● Excerpted records
---
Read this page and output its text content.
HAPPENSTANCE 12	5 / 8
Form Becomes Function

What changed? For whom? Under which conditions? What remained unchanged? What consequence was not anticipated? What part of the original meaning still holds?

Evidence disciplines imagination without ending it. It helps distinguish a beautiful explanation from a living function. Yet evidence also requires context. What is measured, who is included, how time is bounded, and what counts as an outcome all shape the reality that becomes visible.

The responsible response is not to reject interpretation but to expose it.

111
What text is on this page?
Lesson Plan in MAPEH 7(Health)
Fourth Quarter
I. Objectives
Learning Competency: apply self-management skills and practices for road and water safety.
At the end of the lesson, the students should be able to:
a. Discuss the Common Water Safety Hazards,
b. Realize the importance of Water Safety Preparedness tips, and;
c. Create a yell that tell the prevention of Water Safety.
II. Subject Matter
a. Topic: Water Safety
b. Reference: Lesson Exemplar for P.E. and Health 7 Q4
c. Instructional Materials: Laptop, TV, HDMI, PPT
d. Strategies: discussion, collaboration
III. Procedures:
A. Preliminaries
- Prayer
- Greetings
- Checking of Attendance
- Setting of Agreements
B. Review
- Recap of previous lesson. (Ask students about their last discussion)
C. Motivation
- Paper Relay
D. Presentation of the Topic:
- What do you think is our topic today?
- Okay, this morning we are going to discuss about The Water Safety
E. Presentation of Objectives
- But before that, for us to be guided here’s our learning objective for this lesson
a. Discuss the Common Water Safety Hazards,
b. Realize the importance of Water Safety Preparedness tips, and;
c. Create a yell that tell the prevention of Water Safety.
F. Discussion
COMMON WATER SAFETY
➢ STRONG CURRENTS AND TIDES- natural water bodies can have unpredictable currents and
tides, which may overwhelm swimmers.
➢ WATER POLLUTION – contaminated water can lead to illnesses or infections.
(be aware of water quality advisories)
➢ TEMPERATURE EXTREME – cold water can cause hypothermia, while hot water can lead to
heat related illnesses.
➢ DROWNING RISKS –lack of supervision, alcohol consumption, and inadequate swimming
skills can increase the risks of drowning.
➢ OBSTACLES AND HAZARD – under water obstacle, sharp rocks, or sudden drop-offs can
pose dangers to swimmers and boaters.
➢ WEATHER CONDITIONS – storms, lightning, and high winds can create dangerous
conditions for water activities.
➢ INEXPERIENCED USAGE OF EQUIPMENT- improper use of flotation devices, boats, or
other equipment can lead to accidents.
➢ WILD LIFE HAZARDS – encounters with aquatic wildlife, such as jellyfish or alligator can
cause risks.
---
● Directions for this task
Would you write down every record again, exactly?

● Problem solution
Read this page and output its text content.
HAPPENSTANCE 12	5 / 8
Form Becomes Function

What changed? For whom? Under which conditions? What remained unchanged? What consequence was not anticipated? What part of the original meaning still holds?

Evidence disciplines imagination without ending it. It helps distinguish a beautiful explanation from a living function. Yet evidence also requires context. What is measured, who is included, how time is bounded, and what counts as an outcome all shape the reality that becomes visible.

The responsible response is not to reject interpretation but to expose it.

111
What text is on this page?
Lesson Plan in MAPEH 7(Health)
Fourth Quarter
I. Objectives
Learning Competency: apply self-management skills and practices for road and water safety.
At the end of the lesson, the students should be able to:
a. Discuss the Common Water Safety Hazards,
b. Realize the importance of Water Safety Preparedness tips, and;
c. Create a yell that tell the prevention of Water Safety.
II. Subject Matter
a. Topic: Water Safety
b. Reference: Lesson Exemplar for P.E. and Health 7 Q4
c. Instructional Materials: Laptop, TV, HDMI, PPT
d. Strategies: discussion, collaboration
III. Procedures:
A. Preliminaries
- Prayer
- Greetings
- Checking of Attendance
- Setting of Agreements
B. Review
- Recap of previous lesson. (Ask students about their last discussion)
C. Motivation
- Paper Relay
D. Presentation of the Topic:
- What do you think is our topic today?
- Okay, this morning we are going to discuss about The Water Safety
E. Presentation of Objectives
- But before that, for us to be guided here’s our learning objective for this lesson
a. Discuss the Common Water Safety Hazards,
b. Realize the importance of Water Safety Preparedness tips, and;
c. Create a yell that tell the prevention of Water Safety.
F. Discussion
COMMON WATER SAFETY
➢ STRONG CURRENTS AND TIDES- natural water bodies can have unpredictable currents and
tides, which may overwhelm swimmers.
➢ WATER POLLUTION – contaminated water can lead to illnesses or infections.
(be aware of water quality advisories)
➢ TEMPERATURE EXTREME – cold water can cause hypothermia, while hot water can lead to
heat related illnesses.
➢ DROWNING RISKS –lack of supervision, alcohol consumption, and inadequate swimming
skills can increase the risks of drowning.
➢ OBSTACLES AND HAZARD – under water obstacle, sharp rocks, or sudden drop-offs can
pose dangers to swimmers and boaters.
➢ WEATHER CONDITIONS – storms, lightning, and high winds can create dangerous
conditions for water activities.
➢ INEXPERIENCED USAGE OF EQUIPMENT- improper use of flotation devices, boats, or
other equipment can lead to accidents.
➢ WILD LIFE HAZARDS – encounters with aquatic wildlife, such as jellyfish or alligator can
cause risks.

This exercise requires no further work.